TASK STATEMENT :: Read the entries below and pull out each line with the string "ylabel".

Start

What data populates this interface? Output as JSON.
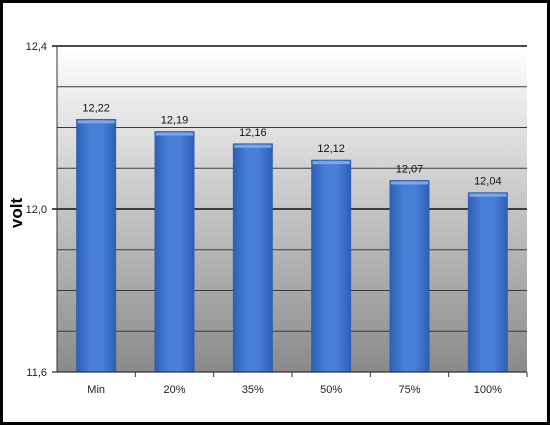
{
  "chart_data": {
    "type": "bar",
    "title": "",
    "xlabel": "",
    "ylabel": "volt",
    "categories": [
      "Min",
      "20%",
      "35%",
      "50%",
      "75%",
      "100%"
    ],
    "values": [
      12.22,
      12.19,
      12.16,
      12.12,
      12.07,
      12.04
    ],
    "value_labels": [
      "12,22",
      "12,19",
      "12,16",
      "12,12",
      "12,07",
      "12,04"
    ],
    "ylim": [
      11.6,
      12.4
    ],
    "major_ticks": [
      11.6,
      12.0,
      12.4
    ],
    "major_tick_labels": [
      "11,6",
      "12,0",
      "12,4"
    ],
    "minor_step": 0.1,
    "grid": true,
    "legend": "none",
    "bar_color": "#4a7fd8",
    "bar_dark_color": "#2d5fb4",
    "plot_bg_top": "#ffffff",
    "plot_bg_bottom": "#8a8a8a"
  }
}
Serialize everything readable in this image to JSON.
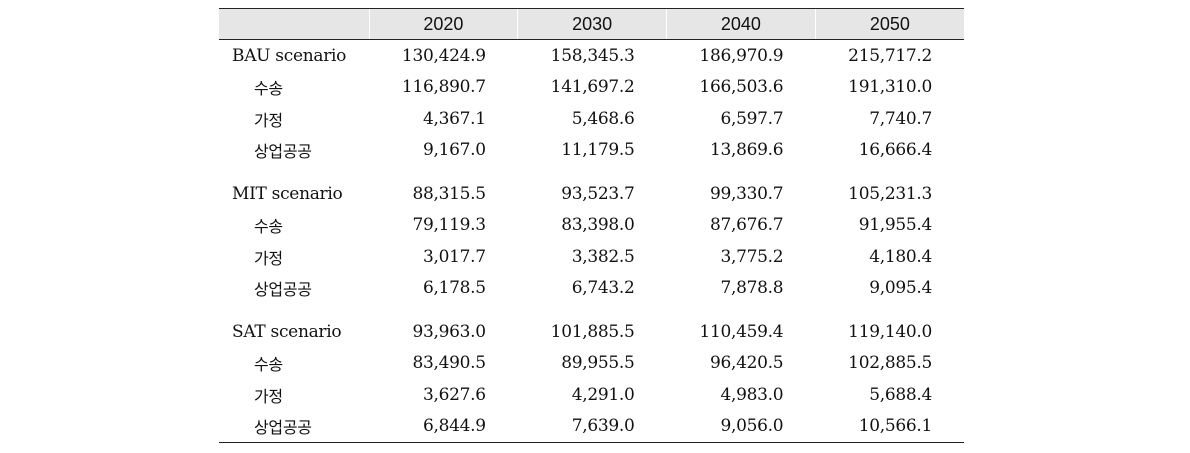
{
  "table": {
    "headers": [
      "",
      "2020",
      "2030",
      "2040",
      "2050"
    ],
    "groups": [
      {
        "label": "BAU  scenario",
        "values": [
          "130,424.9",
          "158,345.3",
          "186,970.9",
          "215,717.2"
        ],
        "rows": [
          {
            "label": "수송",
            "values": [
              "116,890.7",
              "141,697.2",
              "166,503.6",
              "191,310.0"
            ]
          },
          {
            "label": "가정",
            "values": [
              "4,367.1",
              "5,468.6",
              "6,597.7",
              "7,740.7"
            ]
          },
          {
            "label": "상업공공",
            "values": [
              "9,167.0",
              "11,179.5",
              "13,869.6",
              "16,666.4"
            ]
          }
        ]
      },
      {
        "label": "MIT  scenario",
        "values": [
          "88,315.5",
          "93,523.7",
          "99,330.7",
          "105,231.3"
        ],
        "rows": [
          {
            "label": "수송",
            "values": [
              "79,119.3",
              "83,398.0",
              "87,676.7",
              "91,955.4"
            ]
          },
          {
            "label": "가정",
            "values": [
              "3,017.7",
              "3,382.5",
              "3,775.2",
              "4,180.4"
            ]
          },
          {
            "label": "상업공공",
            "values": [
              "6,178.5",
              "6,743.2",
              "7,878.8",
              "9,095.4"
            ]
          }
        ]
      },
      {
        "label": "SAT  scenario",
        "values": [
          "93,963.0",
          "101,885.5",
          "110,459.4",
          "119,140.0"
        ],
        "rows": [
          {
            "label": "수송",
            "values": [
              "83,490.5",
              "89,955.5",
              "96,420.5",
              "102,885.5"
            ]
          },
          {
            "label": "가정",
            "values": [
              "3,627.6",
              "4,291.0",
              "4,983.0",
              "5,688.4"
            ]
          },
          {
            "label": "상업공공",
            "values": [
              "6,844.9",
              "7,639.0",
              "9,056.0",
              "10,566.1"
            ]
          }
        ]
      }
    ]
  }
}
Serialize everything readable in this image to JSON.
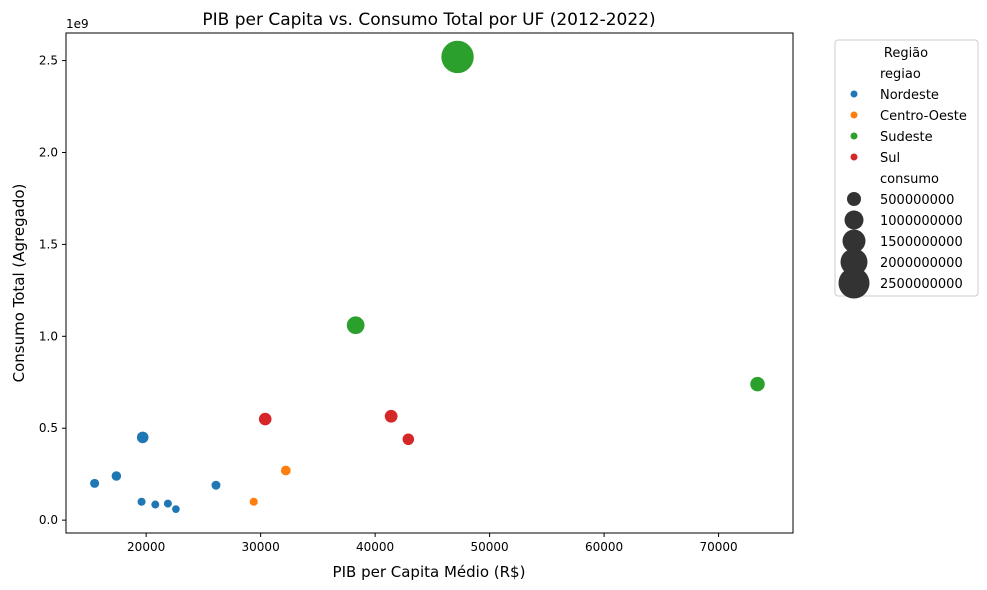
{
  "chart_data": {
    "type": "scatter",
    "title": "PIB per Capita vs. Consumo Total por UF (2012-2022)",
    "xlabel": "PIB per Capita Médio (R$)",
    "ylabel": "Consumo Total (Agregado)",
    "y_offset_label": "1e9",
    "xlim": [
      13000,
      76500
    ],
    "ylim": [
      -0.07,
      2.65
    ],
    "y_multiplier": 1000000000,
    "x_ticks": [
      20000,
      30000,
      40000,
      50000,
      60000,
      70000
    ],
    "y_ticks": [
      0.0,
      0.5,
      1.0,
      1.5,
      2.0,
      2.5
    ],
    "y_tick_labels": [
      "0.0",
      "0.5",
      "1.0",
      "1.5",
      "2.0",
      "2.5"
    ],
    "grid": false,
    "legend": {
      "title": "Região",
      "placement": "outside-right",
      "hue_title": "regiao",
      "size_title": "consumo",
      "size_entries": [
        "500000000",
        "1000000000",
        "1500000000",
        "2000000000",
        "2500000000"
      ],
      "size_values": [
        500000000,
        1000000000,
        1500000000,
        2000000000,
        2500000000
      ]
    },
    "colors": {
      "Nordeste": "#1f77b4",
      "Centro-Oeste": "#ff7f0e",
      "Sudeste": "#2ca02c",
      "Sul": "#d62728"
    },
    "series": [
      {
        "name": "Nordeste",
        "points": [
          {
            "x": 15500,
            "y": 0.2
          },
          {
            "x": 17400,
            "y": 0.24
          },
          {
            "x": 19700,
            "y": 0.45
          },
          {
            "x": 19600,
            "y": 0.1
          },
          {
            "x": 20800,
            "y": 0.085
          },
          {
            "x": 21900,
            "y": 0.09
          },
          {
            "x": 22600,
            "y": 0.06
          },
          {
            "x": 26100,
            "y": 0.19
          }
        ]
      },
      {
        "name": "Centro-Oeste",
        "points": [
          {
            "x": 29400,
            "y": 0.1
          },
          {
            "x": 32200,
            "y": 0.27
          }
        ]
      },
      {
        "name": "Sudeste",
        "points": [
          {
            "x": 38300,
            "y": 1.06
          },
          {
            "x": 47200,
            "y": 2.52
          },
          {
            "x": 73400,
            "y": 0.74
          }
        ]
      },
      {
        "name": "Sul",
        "points": [
          {
            "x": 30400,
            "y": 0.55
          },
          {
            "x": 41400,
            "y": 0.565
          },
          {
            "x": 42900,
            "y": 0.44
          }
        ]
      }
    ]
  }
}
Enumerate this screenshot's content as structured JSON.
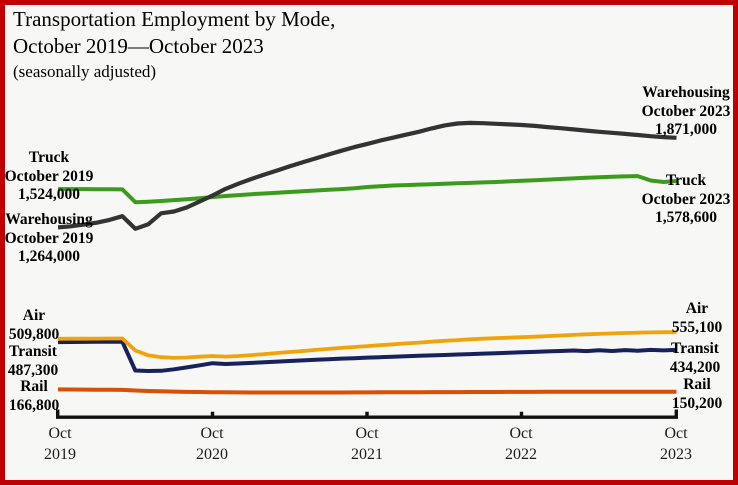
{
  "title": {
    "line1": "Transportation Employment by Mode,",
    "line2": "October 2019—October 2023",
    "line3": "(seasonally adjusted)"
  },
  "colors": {
    "background": "#f7f7f6",
    "border": "#be0000",
    "axis": "#111111",
    "warehousing": "#333333",
    "truck": "#3c9b1d",
    "air": "#f0a30a",
    "transit": "#17215c",
    "rail": "#d94f04"
  },
  "annotations": {
    "truck_oct2019": {
      "lines": [
        "Truck",
        "October 2019",
        "1,524,000"
      ]
    },
    "warehousing_oct2019": {
      "lines": [
        "Warehousing",
        "October 2019",
        "1,264,000"
      ]
    },
    "warehousing_oct2023": {
      "lines": [
        "Warehousing",
        "October 2023",
        "1,871,000"
      ]
    },
    "truck_oct2023": {
      "lines": [
        "Truck",
        "October 2023",
        "1,578,600"
      ]
    },
    "air_oct2019": {
      "lines": [
        "Air",
        "509,800"
      ]
    },
    "transit_oct2019": {
      "lines": [
        "Transit",
        "487,300"
      ]
    },
    "rail_oct2019": {
      "lines": [
        "Rail",
        "166,800"
      ]
    },
    "air_oct2023": {
      "lines": [
        "Air",
        "555,100"
      ]
    },
    "transit_oct2023": {
      "lines": [
        "Transit",
        "434,200"
      ]
    },
    "rail_oct2023": {
      "lines": [
        "Rail",
        "150,200"
      ]
    }
  },
  "x_axis": {
    "ticks": [
      {
        "month": "Oct",
        "year": "2019"
      },
      {
        "month": "Oct",
        "year": "2020"
      },
      {
        "month": "Oct",
        "year": "2021"
      },
      {
        "month": "Oct",
        "year": "2022"
      },
      {
        "month": "Oct",
        "year": "2023"
      }
    ]
  },
  "chart_data": {
    "type": "line",
    "title": "Transportation Employment by Mode, October 2019—October 2023 (seasonally adjusted)",
    "x_interval": "monthly",
    "x_start": "Oct 2019",
    "x_end": "Oct 2023",
    "x_tick_labels": [
      "Oct 2019",
      "Oct 2020",
      "Oct 2021",
      "Oct 2022",
      "Oct 2023"
    ],
    "y_axis_visible": false,
    "grid": false,
    "legend": "inline-annotations",
    "series": [
      {
        "id": "rail",
        "name": "Rail",
        "color": "#d94f04",
        "stroke_width": 4,
        "start_value": 166800,
        "end_value": 150200,
        "values": [
          166800,
          166000,
          165200,
          164500,
          163800,
          163000,
          159000,
          156000,
          153500,
          151500,
          150000,
          148800,
          147800,
          147000,
          146400,
          146000,
          145700,
          145500,
          145400,
          145400,
          145500,
          145700,
          146000,
          146300,
          146600,
          147000,
          147300,
          147600,
          147900,
          148200,
          148500,
          148700,
          148900,
          149100,
          149300,
          149500,
          149700,
          149900,
          150300,
          150600,
          150800,
          150900,
          150900,
          150800,
          150700,
          150600,
          150500,
          150300,
          150200
        ]
      },
      {
        "id": "transit",
        "name": "Transit",
        "color": "#17215c",
        "stroke_width": 4,
        "start_value": 487300,
        "end_value": 434200,
        "values": [
          487300,
          488000,
          488600,
          489200,
          489800,
          489000,
          295000,
          291000,
          293000,
          303000,
          316000,
          330000,
          344000,
          339000,
          342000,
          346000,
          350000,
          355000,
          359000,
          363000,
          367000,
          371000,
          375000,
          378000,
          382000,
          385000,
          388000,
          391000,
          394000,
          397000,
          400000,
          403000,
          406000,
          409000,
          412000,
          415000,
          418000,
          421000,
          424000,
          427000,
          430000,
          426000,
          432000,
          427000,
          433000,
          429000,
          434000,
          431000,
          434200
        ]
      },
      {
        "id": "air",
        "name": "Air",
        "color": "#f0a30a",
        "stroke_width": 3.8,
        "start_value": 509800,
        "end_value": 555100,
        "values": [
          509800,
          510000,
          510400,
          510800,
          511200,
          511500,
          430000,
          398000,
          385000,
          380000,
          383000,
          388000,
          393000,
          389000,
          393000,
          399000,
          406000,
          413000,
          420000,
          427000,
          434000,
          441000,
          448000,
          454000,
          460000,
          466000,
          472000,
          478000,
          484000,
          490000,
          496000,
          501000,
          506000,
          510000,
          514000,
          517000,
          520000,
          524000,
          528000,
          532000,
          536000,
          540000,
          543000,
          546000,
          549000,
          551000,
          553000,
          554000,
          555100
        ]
      },
      {
        "id": "truck",
        "name": "Truck",
        "color": "#3c9b1d",
        "stroke_width": 4,
        "start_value": 1524000,
        "end_value": 1578600,
        "values": [
          1524000,
          1524000,
          1524000,
          1523000,
          1523000,
          1522000,
          1435000,
          1438000,
          1443000,
          1449000,
          1455000,
          1462000,
          1470000,
          1477000,
          1483000,
          1489000,
          1494000,
          1499000,
          1504000,
          1509000,
          1514000,
          1519000,
          1524000,
          1530000,
          1538000,
          1543000,
          1548000,
          1551000,
          1554000,
          1557000,
          1560000,
          1563000,
          1566000,
          1569000,
          1572000,
          1576000,
          1580000,
          1584000,
          1588000,
          1592000,
          1596000,
          1600000,
          1604000,
          1607000,
          1610000,
          1612000,
          1582000,
          1572000,
          1578600
        ]
      },
      {
        "id": "warehousing",
        "name": "Warehousing",
        "color": "#333333",
        "stroke_width": 4.2,
        "start_value": 1264000,
        "end_value": 1871000,
        "values": [
          1264000,
          1272000,
          1283000,
          1296000,
          1315000,
          1340000,
          1255000,
          1285000,
          1360000,
          1372000,
          1400000,
          1440000,
          1480000,
          1525000,
          1560000,
          1592000,
          1622000,
          1650000,
          1678000,
          1705000,
          1732000,
          1758000,
          1784000,
          1808000,
          1830000,
          1852000,
          1872000,
          1892000,
          1912000,
          1935000,
          1955000,
          1968000,
          1972000,
          1970000,
          1966000,
          1962000,
          1958000,
          1952000,
          1944000,
          1936000,
          1928000,
          1920000,
          1912000,
          1905000,
          1898000,
          1890000,
          1882000,
          1876000,
          1871000
        ]
      }
    ]
  }
}
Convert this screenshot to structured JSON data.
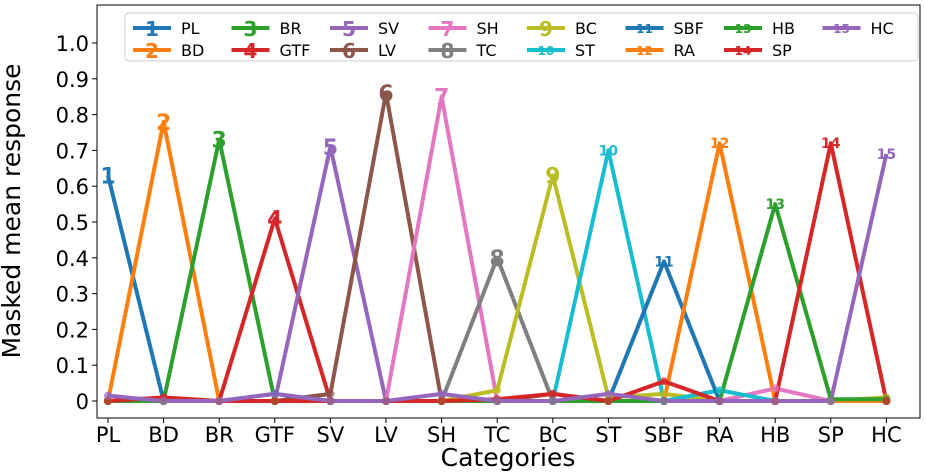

End

RESPONSE FOR THIS EXERCISE ::
    "ylabel": "volt",
    "ylabel": "Consumo Total (Agregado)",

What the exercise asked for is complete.